▶ **Records**
-----
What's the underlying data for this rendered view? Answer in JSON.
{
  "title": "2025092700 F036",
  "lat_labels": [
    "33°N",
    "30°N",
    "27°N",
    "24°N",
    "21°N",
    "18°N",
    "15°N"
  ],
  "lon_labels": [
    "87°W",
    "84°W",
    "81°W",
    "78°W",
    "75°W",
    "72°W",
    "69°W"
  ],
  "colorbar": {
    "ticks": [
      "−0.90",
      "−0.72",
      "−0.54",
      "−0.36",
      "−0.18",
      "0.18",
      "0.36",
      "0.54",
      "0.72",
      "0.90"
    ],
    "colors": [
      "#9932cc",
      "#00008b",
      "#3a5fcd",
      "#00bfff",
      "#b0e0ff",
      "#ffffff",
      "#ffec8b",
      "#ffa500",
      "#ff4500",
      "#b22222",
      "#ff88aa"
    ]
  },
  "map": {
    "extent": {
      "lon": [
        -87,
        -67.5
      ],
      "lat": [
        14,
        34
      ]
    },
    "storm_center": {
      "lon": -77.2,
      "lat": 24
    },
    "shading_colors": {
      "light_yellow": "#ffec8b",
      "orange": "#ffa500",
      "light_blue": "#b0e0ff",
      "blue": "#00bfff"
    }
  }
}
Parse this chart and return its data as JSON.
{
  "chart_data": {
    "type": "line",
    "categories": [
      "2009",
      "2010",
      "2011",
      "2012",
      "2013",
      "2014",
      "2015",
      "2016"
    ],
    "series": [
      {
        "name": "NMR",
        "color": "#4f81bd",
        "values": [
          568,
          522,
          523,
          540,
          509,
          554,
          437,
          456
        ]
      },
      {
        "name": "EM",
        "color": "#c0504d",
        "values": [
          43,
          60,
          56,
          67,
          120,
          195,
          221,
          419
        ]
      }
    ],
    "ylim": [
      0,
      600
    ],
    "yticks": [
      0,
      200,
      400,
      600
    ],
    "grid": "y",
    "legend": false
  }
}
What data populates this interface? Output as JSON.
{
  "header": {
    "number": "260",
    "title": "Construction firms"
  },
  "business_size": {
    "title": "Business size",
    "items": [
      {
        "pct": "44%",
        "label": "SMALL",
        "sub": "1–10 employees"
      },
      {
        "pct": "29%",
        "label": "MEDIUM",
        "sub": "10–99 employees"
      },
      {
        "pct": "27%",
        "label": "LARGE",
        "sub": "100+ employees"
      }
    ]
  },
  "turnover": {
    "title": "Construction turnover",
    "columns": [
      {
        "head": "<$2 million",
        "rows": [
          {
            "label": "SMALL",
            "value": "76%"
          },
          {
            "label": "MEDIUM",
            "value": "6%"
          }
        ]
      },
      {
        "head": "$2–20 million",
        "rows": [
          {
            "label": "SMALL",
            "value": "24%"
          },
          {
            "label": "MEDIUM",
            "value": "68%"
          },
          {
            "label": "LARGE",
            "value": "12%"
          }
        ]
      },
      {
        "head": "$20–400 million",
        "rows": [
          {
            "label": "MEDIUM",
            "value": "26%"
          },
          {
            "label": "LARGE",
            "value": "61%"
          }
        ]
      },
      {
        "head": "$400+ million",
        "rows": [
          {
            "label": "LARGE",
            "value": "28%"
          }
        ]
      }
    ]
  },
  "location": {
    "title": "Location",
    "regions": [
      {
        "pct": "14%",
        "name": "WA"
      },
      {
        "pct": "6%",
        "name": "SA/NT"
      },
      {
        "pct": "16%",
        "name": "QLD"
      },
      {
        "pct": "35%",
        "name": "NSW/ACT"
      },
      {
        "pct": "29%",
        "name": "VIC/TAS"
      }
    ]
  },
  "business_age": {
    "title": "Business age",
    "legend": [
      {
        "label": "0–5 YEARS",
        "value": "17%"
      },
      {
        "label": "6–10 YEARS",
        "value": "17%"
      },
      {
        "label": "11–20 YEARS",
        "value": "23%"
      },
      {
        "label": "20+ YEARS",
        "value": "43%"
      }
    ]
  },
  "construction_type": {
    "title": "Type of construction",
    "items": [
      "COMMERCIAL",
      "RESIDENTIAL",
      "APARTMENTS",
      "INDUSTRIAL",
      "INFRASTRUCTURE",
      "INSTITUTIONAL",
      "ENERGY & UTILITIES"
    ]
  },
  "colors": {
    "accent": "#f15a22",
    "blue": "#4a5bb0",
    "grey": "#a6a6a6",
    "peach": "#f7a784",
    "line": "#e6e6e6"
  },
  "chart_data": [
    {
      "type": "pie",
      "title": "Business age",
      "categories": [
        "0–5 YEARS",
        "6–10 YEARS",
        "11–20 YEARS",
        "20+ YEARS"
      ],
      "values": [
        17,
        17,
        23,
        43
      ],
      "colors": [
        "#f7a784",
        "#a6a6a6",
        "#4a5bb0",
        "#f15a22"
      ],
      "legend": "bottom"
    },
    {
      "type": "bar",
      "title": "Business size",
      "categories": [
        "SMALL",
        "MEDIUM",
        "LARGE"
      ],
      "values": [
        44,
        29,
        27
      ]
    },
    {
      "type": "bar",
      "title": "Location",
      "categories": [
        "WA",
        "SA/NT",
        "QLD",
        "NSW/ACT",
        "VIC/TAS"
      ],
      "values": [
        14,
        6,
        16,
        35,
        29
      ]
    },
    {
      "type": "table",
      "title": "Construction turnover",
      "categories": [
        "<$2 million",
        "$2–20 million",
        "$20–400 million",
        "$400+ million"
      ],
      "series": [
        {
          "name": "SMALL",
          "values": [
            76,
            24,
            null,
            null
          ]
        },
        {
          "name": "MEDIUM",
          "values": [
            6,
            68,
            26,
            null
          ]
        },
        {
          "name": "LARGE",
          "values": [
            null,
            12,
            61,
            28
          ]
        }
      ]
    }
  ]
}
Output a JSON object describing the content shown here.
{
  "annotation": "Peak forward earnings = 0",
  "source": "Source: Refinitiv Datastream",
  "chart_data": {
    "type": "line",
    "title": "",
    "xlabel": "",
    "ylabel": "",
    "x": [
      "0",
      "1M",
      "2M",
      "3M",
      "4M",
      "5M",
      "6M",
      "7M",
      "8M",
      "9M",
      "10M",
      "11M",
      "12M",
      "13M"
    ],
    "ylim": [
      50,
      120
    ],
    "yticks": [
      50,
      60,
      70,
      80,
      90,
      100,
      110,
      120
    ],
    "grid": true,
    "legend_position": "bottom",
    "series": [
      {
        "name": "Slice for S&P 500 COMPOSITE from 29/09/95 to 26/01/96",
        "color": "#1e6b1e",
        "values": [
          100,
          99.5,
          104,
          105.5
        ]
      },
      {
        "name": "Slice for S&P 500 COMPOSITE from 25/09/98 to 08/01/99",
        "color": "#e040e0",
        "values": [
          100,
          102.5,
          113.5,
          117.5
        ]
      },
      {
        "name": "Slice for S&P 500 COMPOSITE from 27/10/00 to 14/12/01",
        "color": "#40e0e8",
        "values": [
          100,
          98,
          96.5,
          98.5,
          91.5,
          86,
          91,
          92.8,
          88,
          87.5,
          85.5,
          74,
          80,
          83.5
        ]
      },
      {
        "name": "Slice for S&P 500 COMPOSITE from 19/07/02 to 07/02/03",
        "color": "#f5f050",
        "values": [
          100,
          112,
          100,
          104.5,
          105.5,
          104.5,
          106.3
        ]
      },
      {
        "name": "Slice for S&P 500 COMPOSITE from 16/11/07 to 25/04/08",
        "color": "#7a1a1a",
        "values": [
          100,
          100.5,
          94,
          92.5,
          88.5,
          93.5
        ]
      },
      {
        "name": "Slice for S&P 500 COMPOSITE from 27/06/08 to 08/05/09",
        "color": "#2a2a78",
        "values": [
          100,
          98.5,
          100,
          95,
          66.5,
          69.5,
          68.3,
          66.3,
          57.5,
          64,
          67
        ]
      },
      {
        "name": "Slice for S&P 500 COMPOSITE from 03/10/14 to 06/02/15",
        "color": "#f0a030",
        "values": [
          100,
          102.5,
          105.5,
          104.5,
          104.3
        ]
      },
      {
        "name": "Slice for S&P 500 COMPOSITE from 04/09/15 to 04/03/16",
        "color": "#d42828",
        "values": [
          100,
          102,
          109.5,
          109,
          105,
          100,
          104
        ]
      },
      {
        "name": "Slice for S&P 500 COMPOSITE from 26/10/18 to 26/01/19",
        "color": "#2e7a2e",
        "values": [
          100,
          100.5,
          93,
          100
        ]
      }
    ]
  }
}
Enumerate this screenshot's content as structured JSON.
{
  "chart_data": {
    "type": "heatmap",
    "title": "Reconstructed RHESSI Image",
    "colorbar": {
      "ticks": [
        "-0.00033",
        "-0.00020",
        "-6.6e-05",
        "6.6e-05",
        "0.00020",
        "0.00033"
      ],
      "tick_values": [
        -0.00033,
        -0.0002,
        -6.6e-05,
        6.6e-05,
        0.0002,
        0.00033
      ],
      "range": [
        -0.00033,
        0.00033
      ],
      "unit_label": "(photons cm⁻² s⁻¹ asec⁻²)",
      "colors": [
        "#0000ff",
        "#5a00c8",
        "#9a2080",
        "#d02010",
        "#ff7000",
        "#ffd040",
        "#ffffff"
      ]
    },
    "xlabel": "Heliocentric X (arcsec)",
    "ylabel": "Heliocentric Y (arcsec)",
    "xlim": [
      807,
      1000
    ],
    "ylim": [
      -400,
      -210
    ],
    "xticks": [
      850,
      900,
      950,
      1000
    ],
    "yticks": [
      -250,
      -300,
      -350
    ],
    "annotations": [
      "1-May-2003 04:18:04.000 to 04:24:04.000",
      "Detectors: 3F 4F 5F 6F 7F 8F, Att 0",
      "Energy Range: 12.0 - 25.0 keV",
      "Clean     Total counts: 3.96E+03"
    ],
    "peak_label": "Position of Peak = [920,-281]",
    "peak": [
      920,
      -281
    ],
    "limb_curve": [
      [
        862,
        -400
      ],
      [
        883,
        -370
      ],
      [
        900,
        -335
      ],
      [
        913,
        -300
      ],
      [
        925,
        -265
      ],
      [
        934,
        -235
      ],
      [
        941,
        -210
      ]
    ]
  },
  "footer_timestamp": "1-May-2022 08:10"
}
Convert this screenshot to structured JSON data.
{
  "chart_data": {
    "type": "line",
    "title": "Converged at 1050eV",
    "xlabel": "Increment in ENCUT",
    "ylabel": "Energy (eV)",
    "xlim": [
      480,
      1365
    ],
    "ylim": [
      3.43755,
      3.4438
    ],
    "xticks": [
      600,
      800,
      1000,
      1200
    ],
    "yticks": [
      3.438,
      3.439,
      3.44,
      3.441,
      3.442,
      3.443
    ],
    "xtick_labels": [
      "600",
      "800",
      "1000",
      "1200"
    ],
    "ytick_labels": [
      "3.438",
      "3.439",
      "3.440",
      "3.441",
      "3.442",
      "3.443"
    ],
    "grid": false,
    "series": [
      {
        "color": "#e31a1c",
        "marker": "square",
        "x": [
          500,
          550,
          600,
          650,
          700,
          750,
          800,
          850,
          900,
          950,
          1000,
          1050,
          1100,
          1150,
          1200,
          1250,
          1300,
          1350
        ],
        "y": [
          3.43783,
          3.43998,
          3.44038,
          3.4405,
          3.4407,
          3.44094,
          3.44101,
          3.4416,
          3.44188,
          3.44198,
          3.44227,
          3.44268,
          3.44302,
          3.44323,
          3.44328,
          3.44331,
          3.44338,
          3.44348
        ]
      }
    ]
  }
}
-----
▶ **Exercise aim**
Above are several records. Count the lines among them that contain "content" and give only the total.

▶ **Written answer**
2